● What needs to be done: Send each entry back exactly as given, pictures excluded.
+ + + + +
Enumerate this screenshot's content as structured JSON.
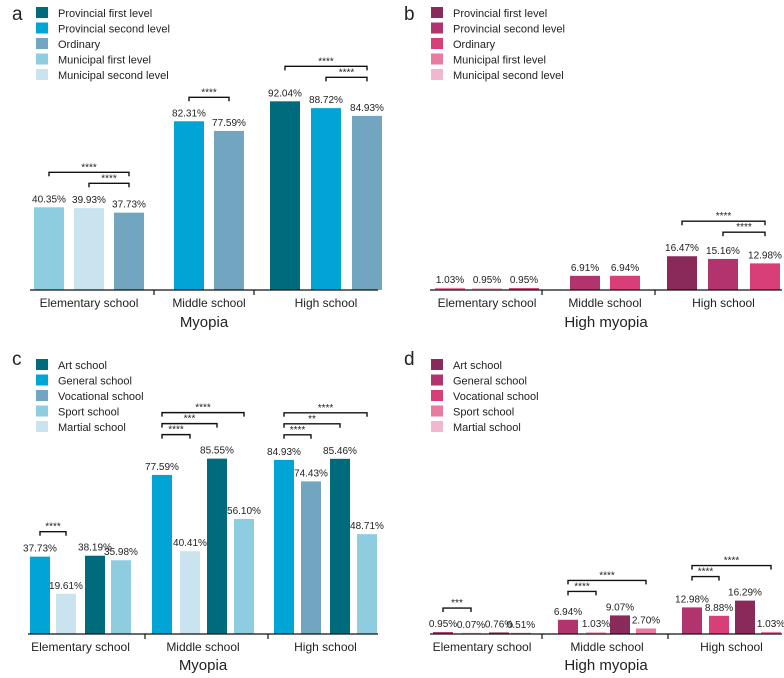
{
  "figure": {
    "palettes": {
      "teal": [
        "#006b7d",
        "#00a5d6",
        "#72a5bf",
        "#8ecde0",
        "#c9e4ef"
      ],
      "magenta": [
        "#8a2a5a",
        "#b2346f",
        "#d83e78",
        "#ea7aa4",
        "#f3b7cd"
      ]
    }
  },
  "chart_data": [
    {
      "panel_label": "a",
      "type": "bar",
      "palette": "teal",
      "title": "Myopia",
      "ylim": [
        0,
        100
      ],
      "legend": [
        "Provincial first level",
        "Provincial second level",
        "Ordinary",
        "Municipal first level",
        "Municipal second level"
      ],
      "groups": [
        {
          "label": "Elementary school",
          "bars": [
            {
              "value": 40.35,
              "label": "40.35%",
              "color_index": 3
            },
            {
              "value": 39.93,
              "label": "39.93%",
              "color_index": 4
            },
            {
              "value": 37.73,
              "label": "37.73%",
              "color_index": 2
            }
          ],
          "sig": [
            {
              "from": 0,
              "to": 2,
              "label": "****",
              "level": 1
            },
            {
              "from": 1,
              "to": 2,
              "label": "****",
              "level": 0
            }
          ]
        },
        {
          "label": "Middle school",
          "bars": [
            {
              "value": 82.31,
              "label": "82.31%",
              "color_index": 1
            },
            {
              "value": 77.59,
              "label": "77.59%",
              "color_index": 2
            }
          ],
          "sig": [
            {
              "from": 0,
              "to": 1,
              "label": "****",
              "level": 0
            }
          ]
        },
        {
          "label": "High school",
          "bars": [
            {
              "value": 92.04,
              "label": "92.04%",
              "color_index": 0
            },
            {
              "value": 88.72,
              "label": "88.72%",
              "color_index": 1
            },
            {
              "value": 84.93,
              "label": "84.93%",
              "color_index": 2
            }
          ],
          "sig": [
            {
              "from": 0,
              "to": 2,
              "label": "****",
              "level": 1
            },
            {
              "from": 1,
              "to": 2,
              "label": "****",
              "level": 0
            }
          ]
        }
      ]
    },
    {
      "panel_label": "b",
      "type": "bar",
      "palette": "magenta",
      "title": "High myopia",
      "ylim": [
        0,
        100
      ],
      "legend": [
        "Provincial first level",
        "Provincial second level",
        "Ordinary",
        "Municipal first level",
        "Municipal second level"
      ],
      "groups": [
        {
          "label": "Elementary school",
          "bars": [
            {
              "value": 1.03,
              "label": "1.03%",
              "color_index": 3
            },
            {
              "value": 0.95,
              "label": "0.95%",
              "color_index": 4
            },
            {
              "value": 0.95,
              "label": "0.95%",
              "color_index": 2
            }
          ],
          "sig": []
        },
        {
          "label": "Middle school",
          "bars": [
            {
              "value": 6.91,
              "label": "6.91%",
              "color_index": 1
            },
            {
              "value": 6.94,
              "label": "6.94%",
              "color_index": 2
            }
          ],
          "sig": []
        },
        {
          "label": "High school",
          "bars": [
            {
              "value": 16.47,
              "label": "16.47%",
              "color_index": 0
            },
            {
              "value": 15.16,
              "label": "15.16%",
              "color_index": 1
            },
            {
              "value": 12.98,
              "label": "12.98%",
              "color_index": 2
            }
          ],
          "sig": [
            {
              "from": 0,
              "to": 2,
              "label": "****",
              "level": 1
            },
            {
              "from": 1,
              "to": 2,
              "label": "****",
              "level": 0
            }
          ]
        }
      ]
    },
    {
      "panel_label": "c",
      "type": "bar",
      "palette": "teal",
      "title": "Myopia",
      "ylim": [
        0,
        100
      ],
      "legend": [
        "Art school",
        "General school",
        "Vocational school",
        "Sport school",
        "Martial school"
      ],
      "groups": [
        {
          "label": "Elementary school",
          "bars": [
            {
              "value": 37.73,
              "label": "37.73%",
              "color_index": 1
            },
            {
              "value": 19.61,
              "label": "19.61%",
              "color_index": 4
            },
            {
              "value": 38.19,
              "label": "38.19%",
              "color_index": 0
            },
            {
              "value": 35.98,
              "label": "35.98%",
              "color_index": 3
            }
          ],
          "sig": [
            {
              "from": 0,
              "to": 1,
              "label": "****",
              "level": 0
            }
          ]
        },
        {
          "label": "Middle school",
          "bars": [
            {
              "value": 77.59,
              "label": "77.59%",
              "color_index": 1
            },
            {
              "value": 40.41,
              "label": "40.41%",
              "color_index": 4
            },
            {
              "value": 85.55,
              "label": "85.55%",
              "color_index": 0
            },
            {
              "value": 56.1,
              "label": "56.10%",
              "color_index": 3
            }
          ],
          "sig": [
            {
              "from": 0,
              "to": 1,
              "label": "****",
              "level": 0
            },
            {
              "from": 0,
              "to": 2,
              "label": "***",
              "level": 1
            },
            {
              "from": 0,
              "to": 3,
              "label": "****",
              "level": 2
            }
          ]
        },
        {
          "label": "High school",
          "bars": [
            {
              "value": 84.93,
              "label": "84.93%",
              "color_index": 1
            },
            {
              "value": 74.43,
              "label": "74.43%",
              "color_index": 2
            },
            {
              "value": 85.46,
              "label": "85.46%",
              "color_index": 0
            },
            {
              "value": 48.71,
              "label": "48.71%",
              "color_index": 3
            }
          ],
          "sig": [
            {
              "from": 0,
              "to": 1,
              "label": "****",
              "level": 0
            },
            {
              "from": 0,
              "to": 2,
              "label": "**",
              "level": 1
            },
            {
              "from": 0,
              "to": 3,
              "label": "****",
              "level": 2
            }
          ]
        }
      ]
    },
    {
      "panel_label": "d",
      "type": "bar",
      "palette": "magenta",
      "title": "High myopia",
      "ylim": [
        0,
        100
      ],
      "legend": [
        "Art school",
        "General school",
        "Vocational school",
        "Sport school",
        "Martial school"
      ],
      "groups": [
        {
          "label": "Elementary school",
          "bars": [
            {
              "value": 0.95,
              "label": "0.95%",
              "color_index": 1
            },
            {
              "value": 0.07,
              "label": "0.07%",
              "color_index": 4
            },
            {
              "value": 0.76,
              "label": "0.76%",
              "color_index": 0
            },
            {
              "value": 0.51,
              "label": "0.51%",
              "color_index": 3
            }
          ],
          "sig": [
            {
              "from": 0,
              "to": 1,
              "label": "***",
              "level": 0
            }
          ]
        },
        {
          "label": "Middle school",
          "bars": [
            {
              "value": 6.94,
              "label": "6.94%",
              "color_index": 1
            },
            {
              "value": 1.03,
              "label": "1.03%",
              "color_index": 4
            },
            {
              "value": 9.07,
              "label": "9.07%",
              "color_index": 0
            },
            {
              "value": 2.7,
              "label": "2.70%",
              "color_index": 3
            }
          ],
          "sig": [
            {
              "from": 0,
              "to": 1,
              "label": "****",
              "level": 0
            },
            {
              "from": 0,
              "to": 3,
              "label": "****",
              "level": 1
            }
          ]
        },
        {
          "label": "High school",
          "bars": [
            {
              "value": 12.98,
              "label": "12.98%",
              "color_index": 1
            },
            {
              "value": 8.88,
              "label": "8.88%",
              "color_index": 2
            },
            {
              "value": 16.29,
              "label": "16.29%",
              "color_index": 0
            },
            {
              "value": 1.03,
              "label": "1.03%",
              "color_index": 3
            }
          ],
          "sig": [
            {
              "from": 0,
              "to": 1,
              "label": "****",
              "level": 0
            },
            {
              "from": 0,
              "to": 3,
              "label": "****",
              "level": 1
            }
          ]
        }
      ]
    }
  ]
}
+ + + + +
● Response:
Enumerate this screenshot's content as structured JSON.
{
  "figure": {
    "palettes": {
      "teal": [
        "#006b7d",
        "#00a5d6",
        "#72a5bf",
        "#8ecde0",
        "#c9e4ef"
      ],
      "magenta": [
        "#8a2a5a",
        "#b2346f",
        "#d83e78",
        "#ea7aa4",
        "#f3b7cd"
      ]
    }
  },
  "chart_data": [
    {
      "panel_label": "a",
      "type": "bar",
      "palette": "teal",
      "title": "Myopia",
      "ylim": [
        0,
        100
      ],
      "legend": [
        "Provincial first level",
        "Provincial second level",
        "Ordinary",
        "Municipal first level",
        "Municipal second level"
      ],
      "groups": [
        {
          "label": "Elementary school",
          "bars": [
            {
              "value": 40.35,
              "label": "40.35%",
              "color_index": 3
            },
            {
              "value": 39.93,
              "label": "39.93%",
              "color_index": 4
            },
            {
              "value": 37.73,
              "label": "37.73%",
              "color_index": 2
            }
          ],
          "sig": [
            {
              "from": 0,
              "to": 2,
              "label": "****",
              "level": 1
            },
            {
              "from": 1,
              "to": 2,
              "label": "****",
              "level": 0
            }
          ]
        },
        {
          "label": "Middle school",
          "bars": [
            {
              "value": 82.31,
              "label": "82.31%",
              "color_index": 1
            },
            {
              "value": 77.59,
              "label": "77.59%",
              "color_index": 2
            }
          ],
          "sig": [
            {
              "from": 0,
              "to": 1,
              "label": "****",
              "level": 0
            }
          ]
        },
        {
          "label": "High school",
          "bars": [
            {
              "value": 92.04,
              "label": "92.04%",
              "color_index": 0
            },
            {
              "value": 88.72,
              "label": "88.72%",
              "color_index": 1
            },
            {
              "value": 84.93,
              "label": "84.93%",
              "color_index": 2
            }
          ],
          "sig": [
            {
              "from": 0,
              "to": 2,
              "label": "****",
              "level": 1
            },
            {
              "from": 1,
              "to": 2,
              "label": "****",
              "level": 0
            }
          ]
        }
      ]
    },
    {
      "panel_label": "b",
      "type": "bar",
      "palette": "magenta",
      "title": "High myopia",
      "ylim": [
        0,
        100
      ],
      "legend": [
        "Provincial first level",
        "Provincial second level",
        "Ordinary",
        "Municipal first level",
        "Municipal second level"
      ],
      "groups": [
        {
          "label": "Elementary school",
          "bars": [
            {
              "value": 1.03,
              "label": "1.03%",
              "color_index": 3
            },
            {
              "value": 0.95,
              "label": "0.95%",
              "color_index": 4
            },
            {
              "value": 0.95,
              "label": "0.95%",
              "color_index": 2
            }
          ],
          "sig": []
        },
        {
          "label": "Middle school",
          "bars": [
            {
              "value": 6.91,
              "label": "6.91%",
              "color_index": 1
            },
            {
              "value": 6.94,
              "label": "6.94%",
              "color_index": 2
            }
          ],
          "sig": []
        },
        {
          "label": "High school",
          "bars": [
            {
              "value": 16.47,
              "label": "16.47%",
              "color_index": 0
            },
            {
              "value": 15.16,
              "label": "15.16%",
              "color_index": 1
            },
            {
              "value": 12.98,
              "label": "12.98%",
              "color_index": 2
            }
          ],
          "sig": [
            {
              "from": 0,
              "to": 2,
              "label": "****",
              "level": 1
            },
            {
              "from": 1,
              "to": 2,
              "label": "****",
              "level": 0
            }
          ]
        }
      ]
    },
    {
      "panel_label": "c",
      "type": "bar",
      "palette": "teal",
      "title": "Myopia",
      "ylim": [
        0,
        100
      ],
      "legend": [
        "Art school",
        "General school",
        "Vocational school",
        "Sport school",
        "Martial school"
      ],
      "groups": [
        {
          "label": "Elementary school",
          "bars": [
            {
              "value": 37.73,
              "label": "37.73%",
              "color_index": 1
            },
            {
              "value": 19.61,
              "label": "19.61%",
              "color_index": 4
            },
            {
              "value": 38.19,
              "label": "38.19%",
              "color_index": 0
            },
            {
              "value": 35.98,
              "label": "35.98%",
              "color_index": 3
            }
          ],
          "sig": [
            {
              "from": 0,
              "to": 1,
              "label": "****",
              "level": 0
            }
          ]
        },
        {
          "label": "Middle school",
          "bars": [
            {
              "value": 77.59,
              "label": "77.59%",
              "color_index": 1
            },
            {
              "value": 40.41,
              "label": "40.41%",
              "color_index": 4
            },
            {
              "value": 85.55,
              "label": "85.55%",
              "color_index": 0
            },
            {
              "value": 56.1,
              "label": "56.10%",
              "color_index": 3
            }
          ],
          "sig": [
            {
              "from": 0,
              "to": 1,
              "label": "****",
              "level": 0
            },
            {
              "from": 0,
              "to": 2,
              "label": "***",
              "level": 1
            },
            {
              "from": 0,
              "to": 3,
              "label": "****",
              "level": 2
            }
          ]
        },
        {
          "label": "High school",
          "bars": [
            {
              "value": 84.93,
              "label": "84.93%",
              "color_index": 1
            },
            {
              "value": 74.43,
              "label": "74.43%",
              "color_index": 2
            },
            {
              "value": 85.46,
              "label": "85.46%",
              "color_index": 0
            },
            {
              "value": 48.71,
              "label": "48.71%",
              "color_index": 3
            }
          ],
          "sig": [
            {
              "from": 0,
              "to": 1,
              "label": "****",
              "level": 0
            },
            {
              "from": 0,
              "to": 2,
              "label": "**",
              "level": 1
            },
            {
              "from": 0,
              "to": 3,
              "label": "****",
              "level": 2
            }
          ]
        }
      ]
    },
    {
      "panel_label": "d",
      "type": "bar",
      "palette": "magenta",
      "title": "High myopia",
      "ylim": [
        0,
        100
      ],
      "legend": [
        "Art school",
        "General school",
        "Vocational school",
        "Sport school",
        "Martial school"
      ],
      "groups": [
        {
          "label": "Elementary school",
          "bars": [
            {
              "value": 0.95,
              "label": "0.95%",
              "color_index": 1
            },
            {
              "value": 0.07,
              "label": "0.07%",
              "color_index": 4
            },
            {
              "value": 0.76,
              "label": "0.76%",
              "color_index": 0
            },
            {
              "value": 0.51,
              "label": "0.51%",
              "color_index": 3
            }
          ],
          "sig": [
            {
              "from": 0,
              "to": 1,
              "label": "***",
              "level": 0
            }
          ]
        },
        {
          "label": "Middle school",
          "bars": [
            {
              "value": 6.94,
              "label": "6.94%",
              "color_index": 1
            },
            {
              "value": 1.03,
              "label": "1.03%",
              "color_index": 4
            },
            {
              "value": 9.07,
              "label": "9.07%",
              "color_index": 0
            },
            {
              "value": 2.7,
              "label": "2.70%",
              "color_index": 3
            }
          ],
          "sig": [
            {
              "from": 0,
              "to": 1,
              "label": "****",
              "level": 0
            },
            {
              "from": 0,
              "to": 3,
              "label": "****",
              "level": 1
            }
          ]
        },
        {
          "label": "High school",
          "bars": [
            {
              "value": 12.98,
              "label": "12.98%",
              "color_index": 1
            },
            {
              "value": 8.88,
              "label": "8.88%",
              "color_index": 2
            },
            {
              "value": 16.29,
              "label": "16.29%",
              "color_index": 0
            },
            {
              "value": 1.03,
              "label": "1.03%",
              "color_index": 3
            }
          ],
          "sig": [
            {
              "from": 0,
              "to": 1,
              "label": "****",
              "level": 0
            },
            {
              "from": 0,
              "to": 3,
              "label": "****",
              "level": 1
            }
          ]
        }
      ]
    }
  ]
}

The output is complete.